Home Vocal Booth

A closet full of clothes.

Just put your mic in there and sing into the clothes. It'll keep it dead. Add your own ambience (delay/reverb whatever) and it should be muffled enough the neighbors will be fine.

If they flip ya any grief...just tell them you hunt bear with a plunger.

:D
 
If the neighbors have a problem with you tracking vocals - I can't imagine what they will say when you track drums.....or slap a mic in front of a Marshall cab.

Seriously, most basic room treatment is simply designed to prevent reflections - not to prevent sound from escaping. You could try to put thick layers of carpet down. I know someone who lived in an upper who poured about 6 inches of sand on the floor and then built a second floor - but that is an extreme.

The suggestion from Dogbreath may help....a little - tbut a cloths closet is more about recording a "dead sound" (no room reflections) vs. isloating the sound.
 
There is sound-treatment and there is sound-PROOFING.
____
**WHAT YOU HAVE TO DO**
Please carry the vocal booth discussion forward from its final line, "There is sound-treatment and there is sound-PROOFING." The listing has no connection to the vocal booth discussion.

**INFORMATION SHOWN**
____
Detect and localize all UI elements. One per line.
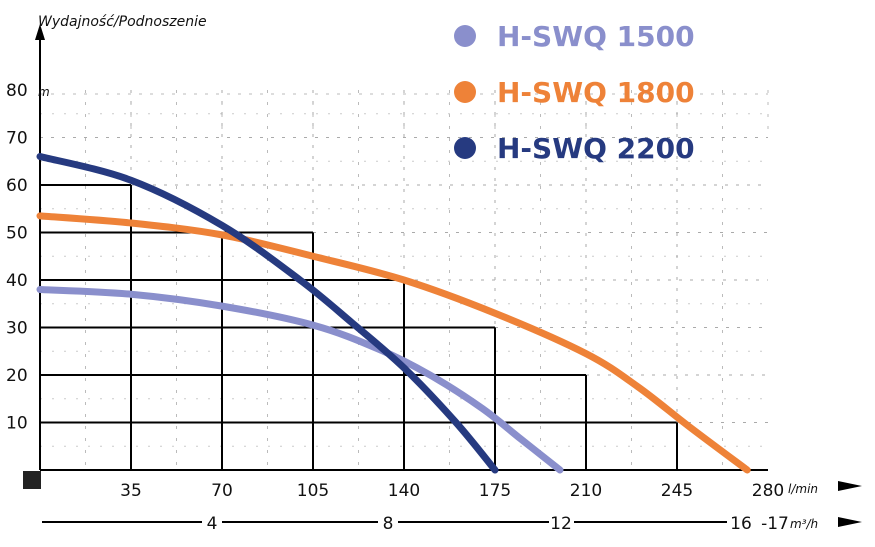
____
**THE REPLY**
Proofing involves lots of mass (concrete, sheet rubber and wood) with double walls and floors insulated from each other.

.....ain't gonna happen in an apartment.
 
any good ideas for a home vocal booth that doesn't upset my downstairs neighbours
Short of having only Aretha Franklin sing in it and asking your downstairs neighbors to sit in on the sessions, or moving to an apartment building built with Flexicore floors, there's probably not much you can do.

The closet idea might help if you laid down 1/2" steel plate on the whole closet floor and covered that with a "floating floor" made of hardwood or other stiff material that "floated" on rubber pads between it and the steel. Problem is unless you also float or de-couple the stud walls of the closet/booth from the floor, you'll still get transferrence that way. Whether it'll still be enough to bug your neighbors depends on how sensitive they are and how good your voice is.

if you want to find out more about floating floors, vocal booths or acoustic design in general, check out these books. But you're probably better off either killing your neighbors and renting their apartment yourself, or finding a bandmate's house or a rehersal space to do you recording in.

G.
 
Short of having only Aretha Franklin sing in it and asking your downstairs neighbors to sit in on the sessions, or moving to an apartment building built with Flexicore floors, there's probably not much you can do.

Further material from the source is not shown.